PROBLEM: All lines in the data bearing the string "Works" should be identified and copied.

_ _ _

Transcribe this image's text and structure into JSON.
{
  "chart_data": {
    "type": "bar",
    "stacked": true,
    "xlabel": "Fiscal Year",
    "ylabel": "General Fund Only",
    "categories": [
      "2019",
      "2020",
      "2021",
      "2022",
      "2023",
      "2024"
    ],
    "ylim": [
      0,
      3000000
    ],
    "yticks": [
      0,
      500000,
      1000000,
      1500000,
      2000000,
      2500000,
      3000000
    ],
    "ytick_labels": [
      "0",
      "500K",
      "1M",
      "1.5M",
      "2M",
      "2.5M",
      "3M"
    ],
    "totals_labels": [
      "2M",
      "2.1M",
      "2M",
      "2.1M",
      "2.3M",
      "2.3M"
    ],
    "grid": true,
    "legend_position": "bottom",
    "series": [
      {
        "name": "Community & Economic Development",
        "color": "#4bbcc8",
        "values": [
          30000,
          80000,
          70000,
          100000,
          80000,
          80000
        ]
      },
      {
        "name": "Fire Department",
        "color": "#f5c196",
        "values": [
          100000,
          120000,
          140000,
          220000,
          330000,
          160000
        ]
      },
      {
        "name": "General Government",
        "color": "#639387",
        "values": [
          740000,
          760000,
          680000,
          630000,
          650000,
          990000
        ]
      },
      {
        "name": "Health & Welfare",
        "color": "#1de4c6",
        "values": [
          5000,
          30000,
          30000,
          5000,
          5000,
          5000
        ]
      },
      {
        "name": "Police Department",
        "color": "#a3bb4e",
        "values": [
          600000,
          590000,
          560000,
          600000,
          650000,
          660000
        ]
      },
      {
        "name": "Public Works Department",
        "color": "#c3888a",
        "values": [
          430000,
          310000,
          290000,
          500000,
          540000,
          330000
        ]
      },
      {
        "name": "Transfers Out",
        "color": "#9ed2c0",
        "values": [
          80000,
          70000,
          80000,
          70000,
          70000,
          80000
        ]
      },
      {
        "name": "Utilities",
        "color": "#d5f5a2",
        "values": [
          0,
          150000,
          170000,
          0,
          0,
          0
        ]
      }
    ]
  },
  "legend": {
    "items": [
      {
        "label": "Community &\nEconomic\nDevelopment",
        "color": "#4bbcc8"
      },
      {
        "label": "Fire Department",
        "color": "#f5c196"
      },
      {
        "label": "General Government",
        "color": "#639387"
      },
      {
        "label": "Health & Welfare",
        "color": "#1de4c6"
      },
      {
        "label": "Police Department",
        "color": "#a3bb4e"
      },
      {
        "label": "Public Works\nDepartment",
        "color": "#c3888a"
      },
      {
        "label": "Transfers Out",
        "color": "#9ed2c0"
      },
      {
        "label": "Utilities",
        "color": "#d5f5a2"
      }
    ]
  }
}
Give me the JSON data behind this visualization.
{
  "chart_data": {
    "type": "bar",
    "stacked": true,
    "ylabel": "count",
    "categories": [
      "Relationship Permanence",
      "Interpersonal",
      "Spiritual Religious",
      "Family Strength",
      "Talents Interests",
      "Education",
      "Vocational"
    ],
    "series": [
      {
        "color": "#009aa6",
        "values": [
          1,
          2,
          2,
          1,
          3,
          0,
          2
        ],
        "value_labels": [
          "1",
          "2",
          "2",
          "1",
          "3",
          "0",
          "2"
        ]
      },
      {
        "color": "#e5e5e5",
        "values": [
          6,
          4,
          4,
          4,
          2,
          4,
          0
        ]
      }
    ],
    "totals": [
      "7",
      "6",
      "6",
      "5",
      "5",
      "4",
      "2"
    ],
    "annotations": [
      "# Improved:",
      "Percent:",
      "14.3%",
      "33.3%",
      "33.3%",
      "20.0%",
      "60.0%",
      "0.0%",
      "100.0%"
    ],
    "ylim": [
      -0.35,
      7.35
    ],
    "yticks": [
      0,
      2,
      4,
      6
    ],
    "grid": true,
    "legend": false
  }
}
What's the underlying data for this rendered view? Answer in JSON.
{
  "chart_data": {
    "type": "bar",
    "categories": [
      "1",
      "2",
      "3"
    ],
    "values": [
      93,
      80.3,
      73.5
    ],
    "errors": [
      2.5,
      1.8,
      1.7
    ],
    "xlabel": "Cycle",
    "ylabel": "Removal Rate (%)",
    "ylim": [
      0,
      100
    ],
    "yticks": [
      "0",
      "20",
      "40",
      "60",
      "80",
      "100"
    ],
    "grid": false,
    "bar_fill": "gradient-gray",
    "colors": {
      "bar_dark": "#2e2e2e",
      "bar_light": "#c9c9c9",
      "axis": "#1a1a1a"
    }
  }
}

_ _ _

ANSWER TO THIS TASK:
        "name": "Public Works Department",
        "label": "Public Works\nDepartment",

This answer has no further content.